** start Data supplied **

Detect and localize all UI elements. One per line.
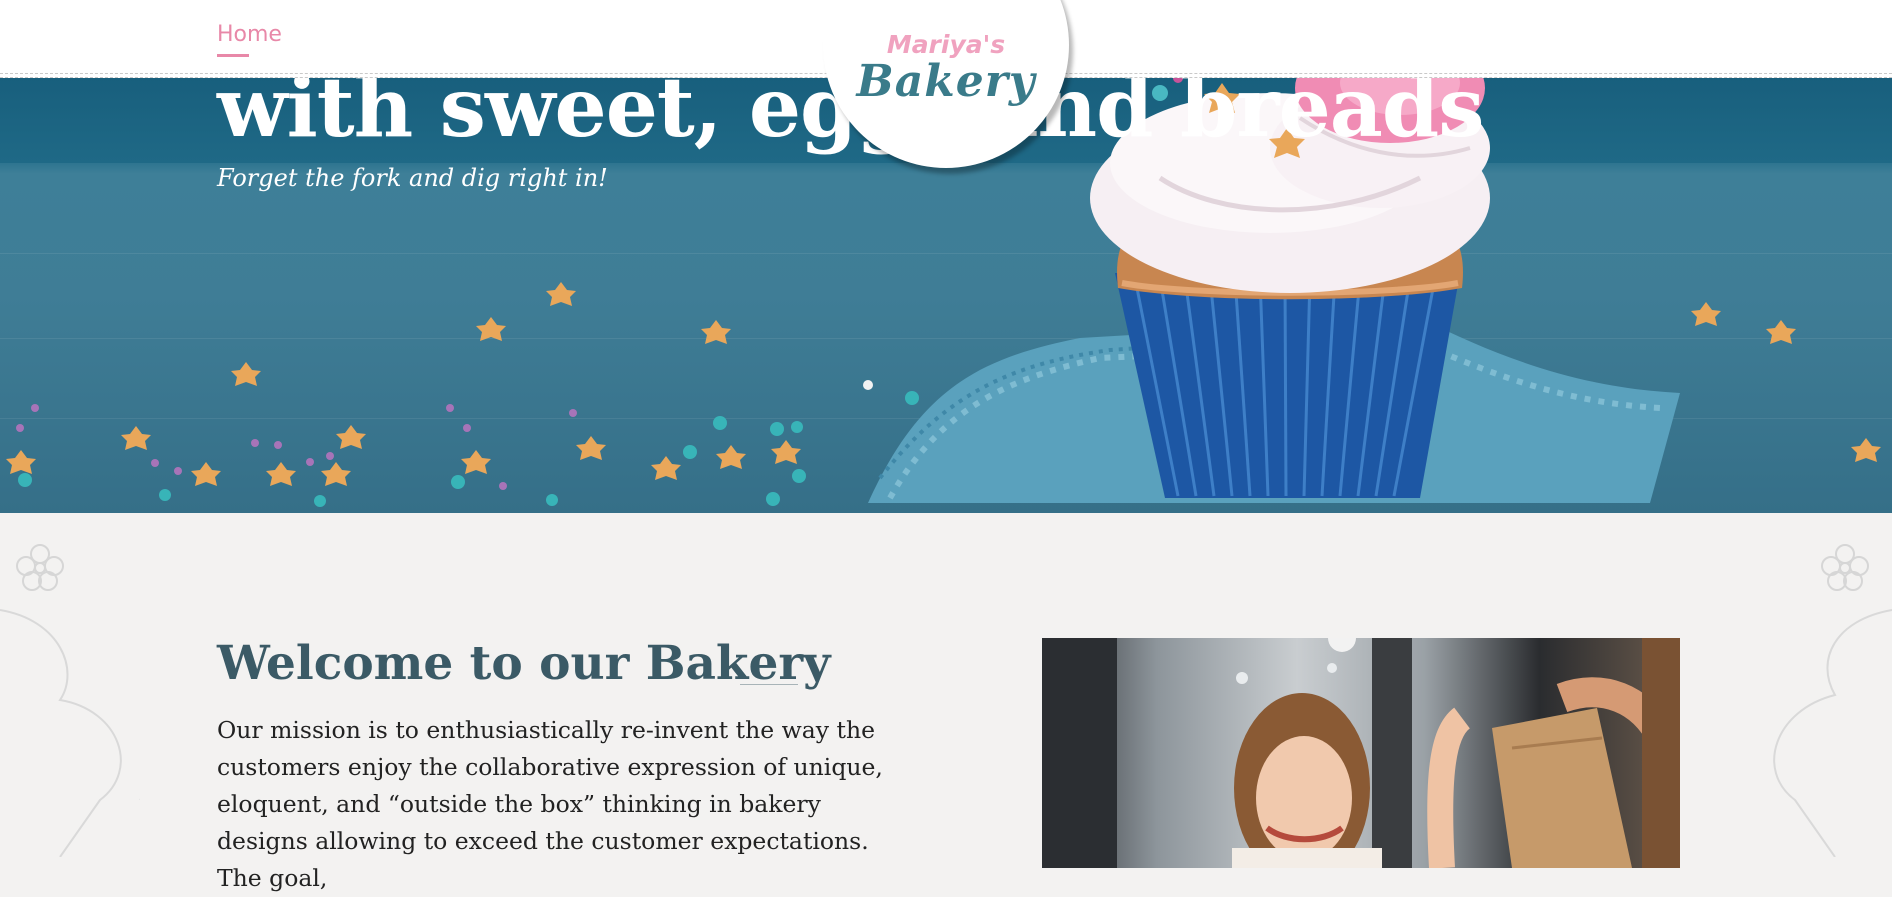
ice-cream-outline-icon [1773, 609, 1892, 857]
logo-main-text: Bakery [856, 56, 1036, 107]
welcome-title: Welcome to our Bakery [217, 636, 831, 691]
welcome-description: Our mission is to enthusiastically re-in… [217, 716, 883, 892]
flower-outline-icon [1821, 544, 1869, 591]
photo-illustration [1042, 638, 1680, 868]
nav-home-link[interactable]: Home [217, 22, 282, 57]
hero-subtitle: Forget the fork and dig right in! [217, 164, 608, 192]
flower-outline-icon [16, 544, 64, 591]
logo-script-text: Mariya's [886, 30, 1006, 59]
ice-cream-outline-icon [0, 609, 140, 857]
title-divider [740, 684, 798, 685]
bakery-customer-photo [1042, 638, 1680, 868]
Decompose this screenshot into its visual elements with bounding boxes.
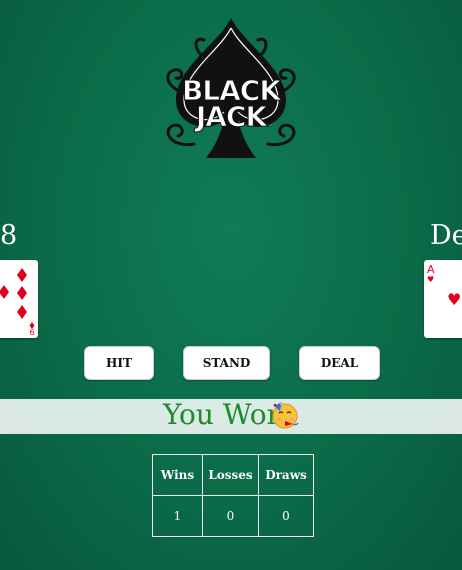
losses-value: 0 <box>202 495 259 537</box>
dealer-card-center-suit: ♥ <box>447 290 461 309</box>
blackjack-logo: BLACK JACK <box>166 18 296 158</box>
result-message: You Won <box>163 398 285 431</box>
wins-header: Wins <box>152 454 203 496</box>
score-table: Wins Losses Draws 1 0 0 <box>152 454 314 537</box>
score-table-header-row: Wins Losses Draws <box>152 454 314 496</box>
logo-text-jack: JACK <box>194 100 269 133</box>
dealer-label: De <box>430 220 462 251</box>
score-table-row: 1 0 0 <box>152 495 314 537</box>
deal-button[interactable]: DEAL <box>299 346 380 380</box>
player-score: 8 <box>0 220 18 251</box>
diamond-pips-icon: 6 <box>0 268 35 337</box>
partying-face-icon <box>272 402 299 429</box>
heart-pip-icon: A ♥ ♥ <box>427 263 461 309</box>
losses-header: Losses <box>202 454 259 496</box>
dealer-card-small-suit: ♥ <box>427 275 434 284</box>
stand-button[interactable]: STAND <box>183 346 270 380</box>
player-card-rank: 6 <box>29 328 34 337</box>
draws-header: Draws <box>258 454 314 496</box>
hit-button[interactable]: HIT <box>84 346 154 380</box>
draws-value: 0 <box>258 495 314 537</box>
player-card: 6 <box>0 260 38 338</box>
dealer-card: A ♥ ♥ <box>424 260 462 338</box>
wins-value: 1 <box>152 495 203 537</box>
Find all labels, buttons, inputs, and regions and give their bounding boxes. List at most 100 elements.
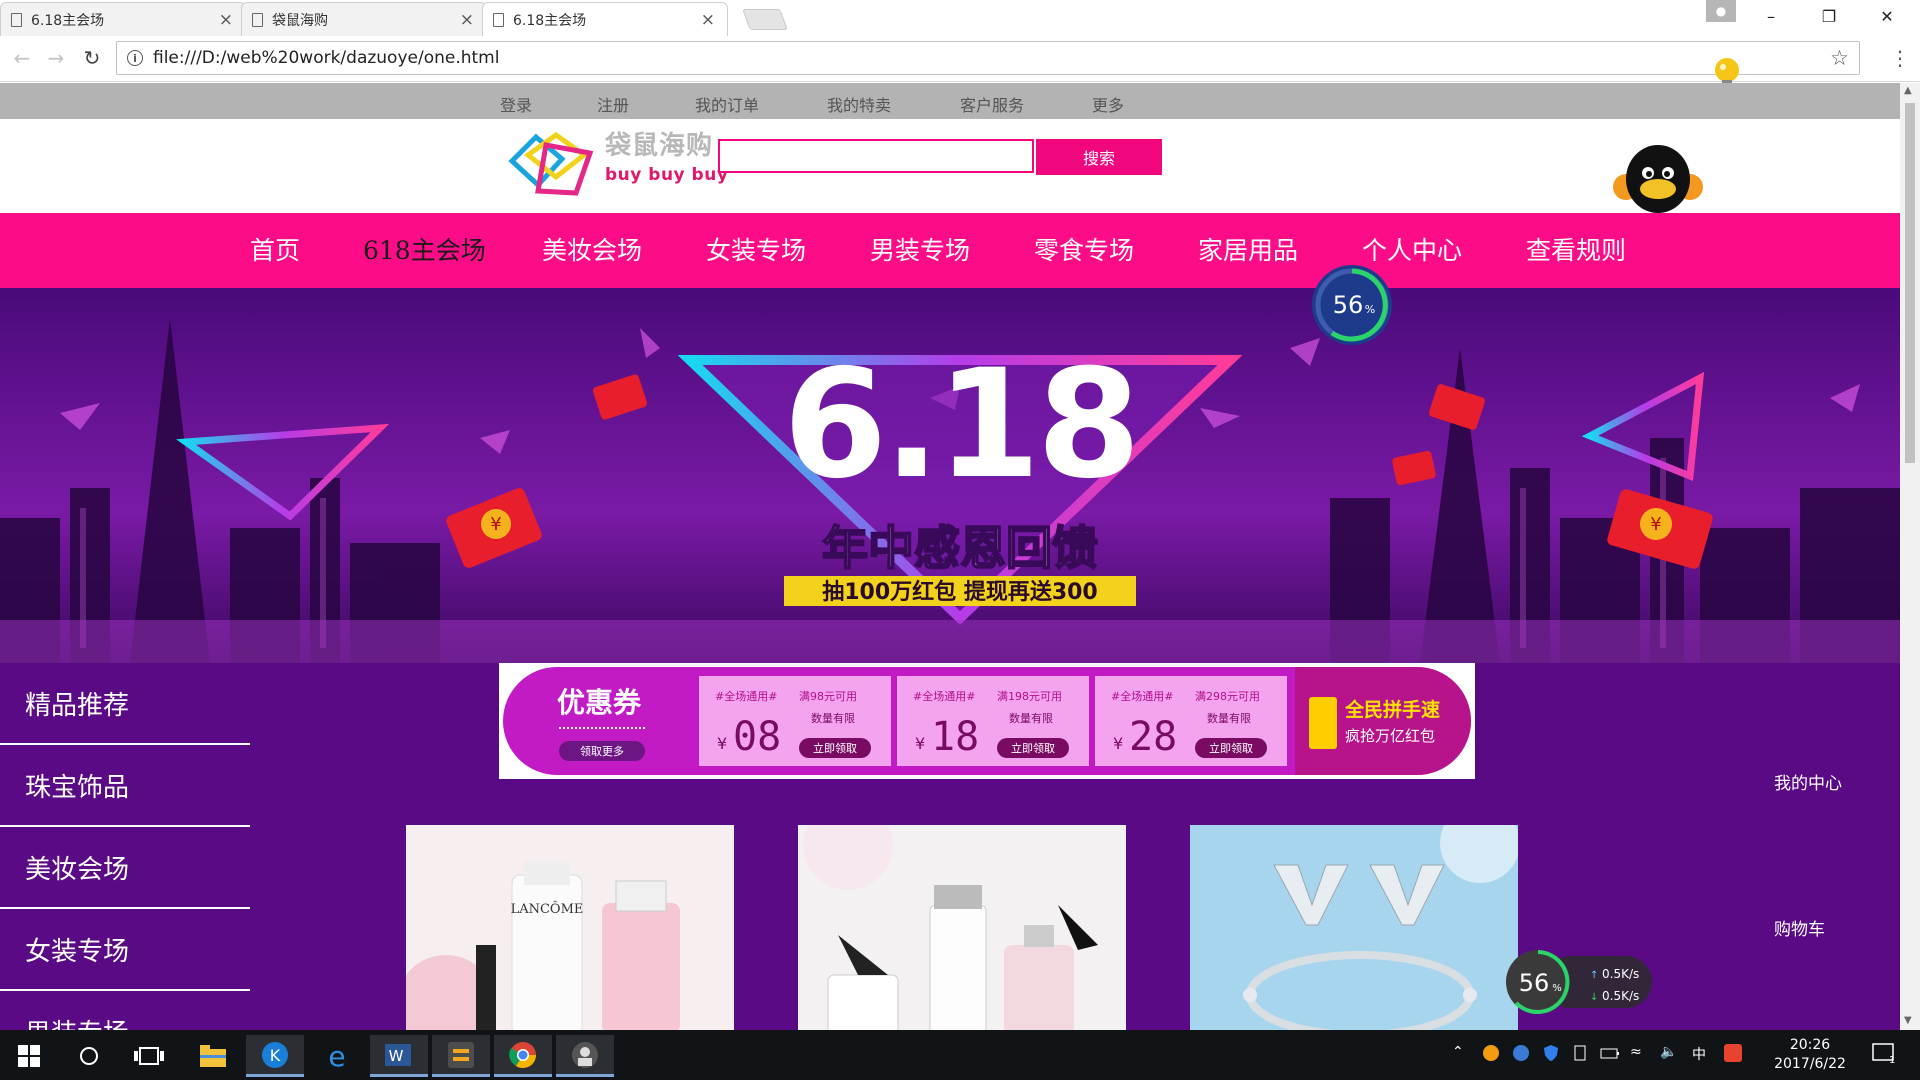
browser-tab-1[interactable]: 6.18主会场 × bbox=[0, 2, 246, 36]
sidebar-item-men[interactable]: 男装专场 bbox=[0, 991, 250, 1030]
notification-icon[interactable]: 1 bbox=[1872, 1042, 1896, 1068]
flash-promo[interactable]: 全民拼手速 疯抢万亿红包 bbox=[1295, 667, 1471, 775]
banner-headline: 6.18 bbox=[783, 338, 1137, 512]
get-more-button[interactable]: 领取更多 bbox=[559, 741, 645, 761]
network-speed-widget[interactable]: 56 % ↑ 0.5K/s ↓ 0.5K/s bbox=[1504, 948, 1654, 1016]
notification-count: 1 bbox=[1889, 1055, 1895, 1064]
nav-men[interactable]: 男装专场 bbox=[870, 231, 970, 267]
coupon-condition: 满198元可用 bbox=[997, 690, 1062, 703]
coupon-value: 18 bbox=[931, 714, 980, 760]
profile-icon[interactable]: ● bbox=[1706, 0, 1736, 22]
more-link[interactable]: 更多 bbox=[1092, 92, 1124, 116]
wifi-icon[interactable]: ≈ bbox=[1630, 1044, 1642, 1060]
nav-home-goods[interactable]: 家居用品 bbox=[1198, 231, 1298, 267]
cortana-search-icon[interactable] bbox=[60, 1035, 118, 1077]
product-image bbox=[1190, 825, 1518, 1030]
sidebar-item-beauty[interactable]: 美妆会场 bbox=[0, 827, 250, 909]
battery-icon[interactable] bbox=[1600, 1044, 1620, 1066]
ime-indicator[interactable]: 中 bbox=[1692, 1044, 1706, 1064]
browser-tab-2[interactable]: 袋鼠海购 × bbox=[241, 2, 487, 36]
sidebar-item-jewelry[interactable]: 珠宝饰品 bbox=[0, 745, 250, 827]
coupon-card[interactable]: #全场通用# 满298元可用 数量有限 ¥ 28 立即领取 bbox=[1095, 676, 1287, 766]
search-button[interactable]: 搜索 bbox=[1036, 139, 1162, 175]
promo-banner[interactable]: ¥ ¥ 6.18 年中感恩回馈 抽100万红包 提现再送300 bbox=[0, 288, 1900, 663]
sidebar-item-women[interactable]: 女装专场 bbox=[0, 909, 250, 991]
system-clock[interactable]: 20:26 2017/6/22 bbox=[1760, 1036, 1860, 1074]
close-icon[interactable]: × bbox=[219, 10, 233, 30]
coupon-tag: #全场通用# bbox=[913, 690, 976, 703]
mascot-penguin-icon[interactable] bbox=[1608, 141, 1708, 213]
coupon-card[interactable]: #全场通用# 满98元可用 数量有限 ¥ 08 立即领取 bbox=[699, 676, 891, 766]
file-explorer-icon[interactable] bbox=[184, 1035, 242, 1077]
close-window-button[interactable]: ✕ bbox=[1858, 0, 1916, 32]
nav-rules[interactable]: 查看规则 bbox=[1526, 231, 1626, 267]
scrollbar-thumb[interactable] bbox=[1905, 103, 1915, 463]
browser-tab-3[interactable]: 6.18主会场 × bbox=[482, 2, 728, 36]
lantern-icon bbox=[1309, 697, 1337, 749]
address-bar[interactable]: i file:///D:/web%20work/dazuoye/one.html… bbox=[116, 41, 1860, 75]
login-link[interactable]: 登录 bbox=[500, 92, 532, 116]
cart-link[interactable]: 购物车 bbox=[1774, 915, 1825, 940]
product-card-jewelry[interactable] bbox=[1190, 825, 1518, 1030]
customer-service-link[interactable]: 客户服务 bbox=[960, 92, 1024, 116]
tray-app-blue-icon[interactable] bbox=[1512, 1044, 1530, 1066]
usb-drive-icon[interactable] bbox=[1572, 1044, 1588, 1066]
product-card-skincare[interactable] bbox=[798, 825, 1126, 1030]
logo-icon[interactable] bbox=[506, 131, 594, 197]
clock-date: 2017/6/22 bbox=[1774, 1056, 1846, 1072]
claim-button[interactable]: 立即领取 bbox=[799, 738, 871, 758]
windows-start-icon[interactable] bbox=[0, 1035, 58, 1077]
claim-button[interactable]: 立即领取 bbox=[1195, 738, 1267, 758]
edge-browser-icon[interactable]: e bbox=[308, 1035, 366, 1077]
top-links-bar: 登录 注册 我的订单 我的特卖 客户服务 更多 bbox=[0, 83, 1900, 119]
my-center-link[interactable]: 我的中心 bbox=[1774, 769, 1842, 794]
nav-personal-center[interactable]: 个人中心 bbox=[1362, 231, 1462, 267]
sogou-input-icon[interactable] bbox=[1724, 1044, 1742, 1066]
new-tab-button[interactable] bbox=[742, 9, 788, 30]
scroll-up-icon[interactable]: ▲ bbox=[1904, 85, 1912, 96]
vertical-scrollbar[interactable]: ▲ ▼ bbox=[1900, 83, 1920, 1030]
register-link[interactable]: 注册 bbox=[597, 92, 629, 116]
k-app-icon[interactable]: K bbox=[246, 1035, 304, 1077]
menu-dots-icon[interactable]: ⋮ bbox=[1890, 46, 1910, 70]
word-icon[interactable]: W bbox=[370, 1035, 428, 1077]
tray-app-orange-icon[interactable] bbox=[1482, 1044, 1500, 1066]
nav-home[interactable]: 首页 bbox=[250, 231, 300, 267]
download-speed: 0.5K/s bbox=[1602, 989, 1639, 1003]
divider bbox=[559, 727, 645, 729]
product-image bbox=[798, 825, 1126, 1030]
info-icon[interactable]: i bbox=[127, 50, 143, 66]
my-orders-link[interactable]: 我的订单 bbox=[695, 92, 759, 116]
progress-ring-widget[interactable]: 56 % bbox=[1310, 263, 1394, 347]
sidebar-item-featured[interactable]: 精品推荐 bbox=[0, 663, 250, 745]
forward-arrow-icon[interactable]: → bbox=[42, 44, 70, 72]
restore-button[interactable]: ❐ bbox=[1800, 0, 1858, 32]
nav-618-main[interactable]: 618主会场 bbox=[363, 231, 486, 267]
search-input[interactable] bbox=[718, 139, 1034, 173]
nav-women[interactable]: 女装专场 bbox=[706, 231, 806, 267]
back-arrow-icon[interactable]: ← bbox=[8, 44, 36, 72]
photo-viewer-icon[interactable] bbox=[556, 1035, 614, 1077]
task-view-icon[interactable] bbox=[120, 1035, 178, 1077]
shield-icon[interactable] bbox=[1542, 1044, 1560, 1066]
sublime-text-icon[interactable] bbox=[432, 1035, 490, 1077]
product-card-cosmetics[interactable]: LANCÔME bbox=[406, 825, 734, 1030]
coupon-card[interactable]: #全场通用# 满198元可用 数量有限 ¥ 18 立即领取 bbox=[897, 676, 1089, 766]
close-icon[interactable]: × bbox=[701, 10, 715, 30]
minimize-button[interactable]: – bbox=[1742, 0, 1800, 32]
coupon-condition: 满298元可用 bbox=[1195, 690, 1260, 703]
coupon-currency: ¥ bbox=[1113, 734, 1124, 753]
chrome-icon[interactable] bbox=[494, 1035, 552, 1077]
scroll-down-icon[interactable]: ▼ bbox=[1904, 1015, 1912, 1026]
close-icon[interactable]: × bbox=[460, 10, 474, 30]
nav-snacks[interactable]: 零食专场 bbox=[1034, 231, 1134, 267]
bookmark-star-icon[interactable]: ☆ bbox=[1830, 46, 1849, 70]
reload-icon[interactable]: ↻ bbox=[78, 44, 106, 72]
nav-beauty[interactable]: 美妆会场 bbox=[542, 231, 642, 267]
claim-button[interactable]: 立即领取 bbox=[997, 738, 1069, 758]
volume-icon[interactable]: 🔈 bbox=[1660, 1044, 1677, 1060]
my-sales-link[interactable]: 我的特卖 bbox=[827, 92, 891, 116]
tray-expand-icon[interactable]: ⌃ bbox=[1452, 1044, 1464, 1060]
coupon-limit: 数量有限 bbox=[811, 712, 855, 725]
coupon-panel: 优惠券 领取更多 #全场通用# 满98元可用 数量有限 ¥ 08 立即领取 #全… bbox=[503, 667, 1471, 775]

** end Data supplied **

Exercise instructions
Retype the lines of the material that begin with the line containing "ice-cream-outline-icon [1773, 609, 1892, 857]" and end with the line containing "flower-outline-icon [1821, 544, 1869, 591]", both of those lines included.

Result
ice-cream-outline-icon [1773, 609, 1892, 857]
logo-main-text: Bakery [856, 56, 1036, 107]
welcome-title: Welcome to our Bakery [217, 636, 831, 691]
welcome-description: Our mission is to enthusiastically re-in… [217, 716, 883, 892]
flower-outline-icon [1821, 544, 1869, 591]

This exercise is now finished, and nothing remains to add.